• Work to be completed:
Which lines contain the word "title"? Return each of them as written.

• Source material:
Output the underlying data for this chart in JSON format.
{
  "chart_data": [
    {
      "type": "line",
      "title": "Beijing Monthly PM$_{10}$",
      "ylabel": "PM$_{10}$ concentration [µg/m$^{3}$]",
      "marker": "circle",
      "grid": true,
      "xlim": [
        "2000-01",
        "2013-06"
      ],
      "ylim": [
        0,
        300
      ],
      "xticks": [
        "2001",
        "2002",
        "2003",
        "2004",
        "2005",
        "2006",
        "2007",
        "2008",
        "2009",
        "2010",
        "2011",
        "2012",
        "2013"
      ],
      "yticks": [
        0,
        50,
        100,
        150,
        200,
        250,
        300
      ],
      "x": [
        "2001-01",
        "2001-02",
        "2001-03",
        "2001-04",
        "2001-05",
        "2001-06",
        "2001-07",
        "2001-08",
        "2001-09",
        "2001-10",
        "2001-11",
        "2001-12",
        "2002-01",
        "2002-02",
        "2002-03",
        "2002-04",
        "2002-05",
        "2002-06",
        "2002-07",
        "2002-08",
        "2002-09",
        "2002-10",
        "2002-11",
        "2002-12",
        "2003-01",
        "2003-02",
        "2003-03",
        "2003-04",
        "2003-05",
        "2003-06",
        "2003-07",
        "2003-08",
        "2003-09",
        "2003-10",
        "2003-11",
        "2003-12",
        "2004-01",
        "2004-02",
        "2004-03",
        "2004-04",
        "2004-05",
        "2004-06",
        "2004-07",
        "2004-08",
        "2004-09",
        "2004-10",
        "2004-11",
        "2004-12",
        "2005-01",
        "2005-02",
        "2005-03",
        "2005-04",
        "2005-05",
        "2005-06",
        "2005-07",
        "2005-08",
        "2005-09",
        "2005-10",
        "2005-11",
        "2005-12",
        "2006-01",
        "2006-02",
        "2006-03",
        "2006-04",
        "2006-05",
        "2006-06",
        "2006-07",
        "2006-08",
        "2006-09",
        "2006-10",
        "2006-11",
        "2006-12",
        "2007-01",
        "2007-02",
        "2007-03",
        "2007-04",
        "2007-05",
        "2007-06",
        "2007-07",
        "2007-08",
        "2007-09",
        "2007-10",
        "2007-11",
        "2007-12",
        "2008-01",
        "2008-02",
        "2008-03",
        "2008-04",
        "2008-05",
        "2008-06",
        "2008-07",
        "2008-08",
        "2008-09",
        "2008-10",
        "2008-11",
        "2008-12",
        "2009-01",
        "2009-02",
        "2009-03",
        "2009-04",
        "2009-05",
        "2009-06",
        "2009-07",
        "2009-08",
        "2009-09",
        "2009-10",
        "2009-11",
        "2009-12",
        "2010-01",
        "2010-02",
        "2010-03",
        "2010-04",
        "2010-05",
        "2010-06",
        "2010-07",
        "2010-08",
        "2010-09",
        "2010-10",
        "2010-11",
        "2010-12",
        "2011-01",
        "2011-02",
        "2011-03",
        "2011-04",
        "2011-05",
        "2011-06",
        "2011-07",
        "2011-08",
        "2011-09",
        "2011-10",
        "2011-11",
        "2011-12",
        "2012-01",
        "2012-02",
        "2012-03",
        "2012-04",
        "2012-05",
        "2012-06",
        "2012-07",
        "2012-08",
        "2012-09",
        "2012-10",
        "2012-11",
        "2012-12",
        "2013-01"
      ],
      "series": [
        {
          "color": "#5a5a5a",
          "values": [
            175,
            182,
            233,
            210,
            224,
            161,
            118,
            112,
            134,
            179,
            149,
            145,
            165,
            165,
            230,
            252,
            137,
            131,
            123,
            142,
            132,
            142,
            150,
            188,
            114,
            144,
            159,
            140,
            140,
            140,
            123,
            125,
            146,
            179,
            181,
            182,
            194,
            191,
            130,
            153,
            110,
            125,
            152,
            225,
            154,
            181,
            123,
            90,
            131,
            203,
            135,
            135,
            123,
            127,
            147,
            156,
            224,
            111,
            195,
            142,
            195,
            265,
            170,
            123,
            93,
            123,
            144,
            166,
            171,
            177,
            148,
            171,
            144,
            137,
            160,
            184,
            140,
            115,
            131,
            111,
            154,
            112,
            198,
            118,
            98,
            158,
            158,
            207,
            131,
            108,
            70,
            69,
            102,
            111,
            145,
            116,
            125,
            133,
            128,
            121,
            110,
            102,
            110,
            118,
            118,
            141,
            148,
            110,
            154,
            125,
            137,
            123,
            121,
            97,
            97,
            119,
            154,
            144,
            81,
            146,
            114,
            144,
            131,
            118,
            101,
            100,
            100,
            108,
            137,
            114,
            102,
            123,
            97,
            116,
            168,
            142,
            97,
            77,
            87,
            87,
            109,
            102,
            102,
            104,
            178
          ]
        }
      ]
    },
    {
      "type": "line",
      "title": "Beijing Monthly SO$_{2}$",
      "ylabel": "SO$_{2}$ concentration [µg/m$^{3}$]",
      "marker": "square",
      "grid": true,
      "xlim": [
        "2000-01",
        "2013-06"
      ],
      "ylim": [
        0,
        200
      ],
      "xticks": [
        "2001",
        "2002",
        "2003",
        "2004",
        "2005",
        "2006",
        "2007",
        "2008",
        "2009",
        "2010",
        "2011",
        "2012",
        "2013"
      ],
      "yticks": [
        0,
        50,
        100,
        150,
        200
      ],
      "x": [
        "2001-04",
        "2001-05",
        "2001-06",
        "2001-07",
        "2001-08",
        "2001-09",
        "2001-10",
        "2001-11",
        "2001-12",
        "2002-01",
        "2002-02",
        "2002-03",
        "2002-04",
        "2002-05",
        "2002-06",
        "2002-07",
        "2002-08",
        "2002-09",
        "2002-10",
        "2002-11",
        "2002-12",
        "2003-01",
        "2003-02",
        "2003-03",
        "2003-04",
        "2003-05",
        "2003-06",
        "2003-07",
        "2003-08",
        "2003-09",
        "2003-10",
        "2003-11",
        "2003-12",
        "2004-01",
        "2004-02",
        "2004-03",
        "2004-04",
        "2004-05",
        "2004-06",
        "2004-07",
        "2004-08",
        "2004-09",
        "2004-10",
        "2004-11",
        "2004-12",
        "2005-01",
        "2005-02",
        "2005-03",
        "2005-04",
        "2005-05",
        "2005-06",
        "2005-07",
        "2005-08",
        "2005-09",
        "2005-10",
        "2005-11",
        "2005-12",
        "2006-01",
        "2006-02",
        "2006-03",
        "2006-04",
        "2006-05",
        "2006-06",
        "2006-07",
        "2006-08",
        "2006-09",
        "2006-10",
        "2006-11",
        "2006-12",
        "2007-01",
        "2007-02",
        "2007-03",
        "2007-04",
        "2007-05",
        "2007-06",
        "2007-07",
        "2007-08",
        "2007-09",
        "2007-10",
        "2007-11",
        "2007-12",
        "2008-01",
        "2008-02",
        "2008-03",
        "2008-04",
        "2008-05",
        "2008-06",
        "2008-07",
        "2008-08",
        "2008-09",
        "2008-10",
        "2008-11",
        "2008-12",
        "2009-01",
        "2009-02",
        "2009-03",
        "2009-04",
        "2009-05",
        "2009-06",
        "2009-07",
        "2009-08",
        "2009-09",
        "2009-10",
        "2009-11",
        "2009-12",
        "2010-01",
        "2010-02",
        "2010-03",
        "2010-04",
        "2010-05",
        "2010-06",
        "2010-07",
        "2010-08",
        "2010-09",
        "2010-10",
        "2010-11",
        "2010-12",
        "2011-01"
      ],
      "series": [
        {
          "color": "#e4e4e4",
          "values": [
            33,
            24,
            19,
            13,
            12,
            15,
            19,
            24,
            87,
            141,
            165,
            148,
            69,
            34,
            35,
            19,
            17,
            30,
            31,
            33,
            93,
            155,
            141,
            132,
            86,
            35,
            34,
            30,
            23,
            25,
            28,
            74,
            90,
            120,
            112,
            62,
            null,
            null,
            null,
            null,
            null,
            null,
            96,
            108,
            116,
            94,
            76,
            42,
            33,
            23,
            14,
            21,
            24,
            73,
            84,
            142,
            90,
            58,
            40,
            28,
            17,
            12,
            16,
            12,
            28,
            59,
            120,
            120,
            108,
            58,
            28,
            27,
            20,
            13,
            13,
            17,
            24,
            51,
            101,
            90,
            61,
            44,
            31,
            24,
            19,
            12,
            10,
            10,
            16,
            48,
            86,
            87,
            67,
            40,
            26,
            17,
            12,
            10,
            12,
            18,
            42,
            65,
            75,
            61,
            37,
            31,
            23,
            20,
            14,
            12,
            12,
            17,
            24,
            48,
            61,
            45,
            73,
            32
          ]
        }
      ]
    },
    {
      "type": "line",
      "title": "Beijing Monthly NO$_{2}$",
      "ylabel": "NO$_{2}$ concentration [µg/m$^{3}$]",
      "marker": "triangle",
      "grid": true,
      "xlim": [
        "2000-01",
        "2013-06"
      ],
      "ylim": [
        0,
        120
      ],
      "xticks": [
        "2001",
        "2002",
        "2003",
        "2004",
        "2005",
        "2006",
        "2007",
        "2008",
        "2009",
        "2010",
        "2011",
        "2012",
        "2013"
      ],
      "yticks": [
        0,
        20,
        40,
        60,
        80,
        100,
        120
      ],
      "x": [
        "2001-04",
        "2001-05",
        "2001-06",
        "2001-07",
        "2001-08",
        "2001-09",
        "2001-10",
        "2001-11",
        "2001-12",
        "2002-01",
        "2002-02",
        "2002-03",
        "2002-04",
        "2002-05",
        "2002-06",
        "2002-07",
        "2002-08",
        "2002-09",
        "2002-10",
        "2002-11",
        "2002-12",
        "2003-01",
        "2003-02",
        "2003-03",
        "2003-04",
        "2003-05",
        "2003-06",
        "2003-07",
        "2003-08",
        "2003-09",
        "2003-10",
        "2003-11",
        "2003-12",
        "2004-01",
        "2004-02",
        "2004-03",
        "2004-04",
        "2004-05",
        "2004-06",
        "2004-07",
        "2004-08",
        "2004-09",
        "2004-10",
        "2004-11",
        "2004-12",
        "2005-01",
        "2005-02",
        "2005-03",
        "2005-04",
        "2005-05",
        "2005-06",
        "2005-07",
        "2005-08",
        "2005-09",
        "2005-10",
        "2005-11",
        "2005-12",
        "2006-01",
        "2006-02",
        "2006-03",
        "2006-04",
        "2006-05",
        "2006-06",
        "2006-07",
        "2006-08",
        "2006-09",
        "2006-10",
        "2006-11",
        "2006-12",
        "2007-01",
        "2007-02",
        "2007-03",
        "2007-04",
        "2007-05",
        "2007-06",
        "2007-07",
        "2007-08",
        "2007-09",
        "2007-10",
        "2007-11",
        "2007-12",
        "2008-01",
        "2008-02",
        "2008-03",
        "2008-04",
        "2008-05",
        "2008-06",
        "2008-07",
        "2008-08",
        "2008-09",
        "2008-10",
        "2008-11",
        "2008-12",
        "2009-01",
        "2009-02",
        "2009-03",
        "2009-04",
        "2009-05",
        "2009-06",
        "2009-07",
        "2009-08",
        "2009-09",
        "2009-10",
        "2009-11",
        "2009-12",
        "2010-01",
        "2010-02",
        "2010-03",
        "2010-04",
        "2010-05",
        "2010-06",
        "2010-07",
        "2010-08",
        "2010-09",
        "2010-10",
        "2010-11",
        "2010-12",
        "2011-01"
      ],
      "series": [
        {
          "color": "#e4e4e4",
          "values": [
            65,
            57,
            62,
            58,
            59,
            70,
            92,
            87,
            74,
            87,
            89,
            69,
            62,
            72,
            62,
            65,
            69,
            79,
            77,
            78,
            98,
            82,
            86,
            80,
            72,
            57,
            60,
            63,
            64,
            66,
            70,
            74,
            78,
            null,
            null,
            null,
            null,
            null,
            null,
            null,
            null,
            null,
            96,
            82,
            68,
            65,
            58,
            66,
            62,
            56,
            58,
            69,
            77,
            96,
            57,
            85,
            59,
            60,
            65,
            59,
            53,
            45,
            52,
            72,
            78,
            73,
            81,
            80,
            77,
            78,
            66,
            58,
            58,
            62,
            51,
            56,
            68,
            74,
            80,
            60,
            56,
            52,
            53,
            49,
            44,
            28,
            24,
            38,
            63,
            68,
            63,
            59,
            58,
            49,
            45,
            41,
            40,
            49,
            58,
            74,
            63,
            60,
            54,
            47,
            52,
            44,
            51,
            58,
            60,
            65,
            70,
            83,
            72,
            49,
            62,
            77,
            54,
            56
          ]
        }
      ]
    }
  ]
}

• Solution to the problem:
      "title": "Beijing Monthly PM$_{10}$",
      "title": "Beijing Monthly SO$_{2}$",
      "title": "Beijing Monthly NO$_{2}$",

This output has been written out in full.